■ RECORDS FOR THIS EXERCISE:
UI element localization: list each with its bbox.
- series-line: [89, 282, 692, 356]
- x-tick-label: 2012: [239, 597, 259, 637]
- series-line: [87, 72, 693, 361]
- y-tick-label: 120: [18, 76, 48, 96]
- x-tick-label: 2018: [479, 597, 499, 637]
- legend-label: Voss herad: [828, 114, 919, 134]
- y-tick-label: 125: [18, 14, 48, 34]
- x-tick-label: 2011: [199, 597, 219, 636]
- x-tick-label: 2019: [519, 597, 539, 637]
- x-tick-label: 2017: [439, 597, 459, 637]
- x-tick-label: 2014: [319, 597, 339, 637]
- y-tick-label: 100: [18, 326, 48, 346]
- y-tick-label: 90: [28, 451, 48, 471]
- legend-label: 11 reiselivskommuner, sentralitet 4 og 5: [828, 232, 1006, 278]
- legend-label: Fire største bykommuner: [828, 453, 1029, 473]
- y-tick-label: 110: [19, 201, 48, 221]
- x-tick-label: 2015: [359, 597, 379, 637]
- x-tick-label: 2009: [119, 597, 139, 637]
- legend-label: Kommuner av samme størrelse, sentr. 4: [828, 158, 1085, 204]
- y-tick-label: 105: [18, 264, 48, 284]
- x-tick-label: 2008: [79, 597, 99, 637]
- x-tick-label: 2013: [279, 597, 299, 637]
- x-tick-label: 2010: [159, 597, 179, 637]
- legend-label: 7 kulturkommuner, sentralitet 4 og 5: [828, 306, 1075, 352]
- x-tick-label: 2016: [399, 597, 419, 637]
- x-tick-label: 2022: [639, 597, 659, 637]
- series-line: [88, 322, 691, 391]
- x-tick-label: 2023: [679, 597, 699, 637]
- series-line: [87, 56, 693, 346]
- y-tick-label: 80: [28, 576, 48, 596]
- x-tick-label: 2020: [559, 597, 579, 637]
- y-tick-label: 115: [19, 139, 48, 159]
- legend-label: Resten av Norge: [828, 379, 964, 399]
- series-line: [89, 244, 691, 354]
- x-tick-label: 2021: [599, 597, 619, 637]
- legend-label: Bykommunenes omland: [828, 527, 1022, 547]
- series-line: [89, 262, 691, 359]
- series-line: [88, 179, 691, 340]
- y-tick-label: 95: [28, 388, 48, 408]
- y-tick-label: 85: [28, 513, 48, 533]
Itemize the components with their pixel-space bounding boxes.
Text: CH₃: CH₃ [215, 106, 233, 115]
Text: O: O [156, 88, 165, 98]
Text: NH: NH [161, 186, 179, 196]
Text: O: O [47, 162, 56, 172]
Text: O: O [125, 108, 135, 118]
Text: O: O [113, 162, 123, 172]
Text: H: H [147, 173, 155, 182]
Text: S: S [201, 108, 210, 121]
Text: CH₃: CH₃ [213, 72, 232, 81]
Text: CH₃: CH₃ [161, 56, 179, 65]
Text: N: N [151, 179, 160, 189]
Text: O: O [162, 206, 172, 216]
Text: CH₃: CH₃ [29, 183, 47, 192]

■ WHAT THE TASK REQUIRES:
Express every line of the rows above as a JSON list of strings, with one string per line and blank lines left out.

■ SOLUTION TO THIS EXERCISE:
[
  "UI element localization: list each with its bbox.",
  "- series-line: [89, 282, 692, 356]",
  "- x-tick-label: 2012: [239, 597, 259, 637]",
  "- series-line: [87, 72, 693, 361]",
  "- y-tick-label: 120: [18, 76, 48, 96]",
  "- x-tick-label: 2018: [479, 597, 499, 637]",
  "- legend-label: Voss herad: [828, 114, 919, 134]",
  "- y-tick-label: 125: [18, 14, 48, 34]",
  "- x-tick-label: 2011: [199, 597, 219, 636]",
  "- x-tick-label: 2019: [519, 597, 539, 637]",
  "- x-tick-label: 2017: [439, 597, 459, 637]",
  "- x-tick-label: 2014: [319, 597, 339, 637]",
  "- y-tick-label: 100: [18, 326, 48, 346]",
  "- y-tick-label: 90: [28, 451, 48, 471]",
  "- legend-label: 11 reiselivskommuner, sentralitet 4 og 5: [828, 232, 1006, 278]",
  "- legend-label: Fire største bykommuner: [828, 453, 1029, 473]",
  "- y-tick-label: 110: [19, 201, 48, 221]",
  "- x-tick-label: 2015: [359, 597, 379, 637]",
  "- x-tick-label: 2009: [119, 597, 139, 637]",
  "- legend-label: Kommuner av samme størrelse, sentr. 4: [828, 158, 1085, 204]",
  "- y-tick-label: 105: [18, 264, 48, 284]",
  "- x-tick-label: 2008: [79, 597, 99, 637]",
  "- x-tick-label: 2013: [279, 597, 299, 637]",
  "- x-tick-label: 2010: [159, 597, 179, 637]",
  "- legend-label: 7 kulturkommuner, sentralitet 4 og 5: [828, 306, 1075, 352]",
  "- x-tick-label: 2016: [399, 597, 419, 637]",
  "- x-tick-label: 2022: [639, 597, 659, 637]",
  "- series-line: [88, 322, 691, 391]",
  "- x-tick-label: 2023: [679, 597, 699, 637]",
  "- series-line: [87, 56, 693, 346]",
  "- y-tick-label: 80: [28, 576, 48, 596]",
  "- x-tick-label: 2020: [559, 597, 579, 637]",
  "- y-tick-label: 115: [19, 139, 48, 159]",
  "- legend-label: Resten av Norge: [828, 379, 964, 399]",
  "- series-line: [89, 244, 691, 354]",
  "- x-tick-label: 2021: [599, 597, 619, 637]",
  "- legend-label: Bykommunenes omland: [828, 527, 1022, 547]",
  "- series-line: [89, 262, 691, 359]",
  "- series-line: [88, 179, 691, 340]",
  "- y-tick-label: 95: [28, 388, 48, 408]",
  "- y-tick-label: 85: [28, 513, 48, 533]",
  "Itemize the components with their pixel-space bounding boxes.",
  "Text: CH₃: CH₃ [215, 106, 233, 115]",
  "Text: O: O [156, 88, 165, 98]",
  "Text: NH: NH [161, 186, 179, 196]",
  "Text: O: O [47, 162, 56, 172]",
  "Text: O: O [125, 108, 135, 118]",
  "Text: O: O [113, 162, 123, 172]",
  "Text: H: H [147, 173, 155, 182]",
  "Text: S: S [201, 108, 210, 121]",
  "Text: CH₃: CH₃ [213, 72, 232, 81]",
  "Text: CH₃: CH₃ [161, 56, 179, 65]",
  "Text: N: N [151, 179, 160, 189]",
  "Text: O: O [162, 206, 172, 216]",
  "Text: CH₃: CH₃ [29, 183, 47, 192]"
]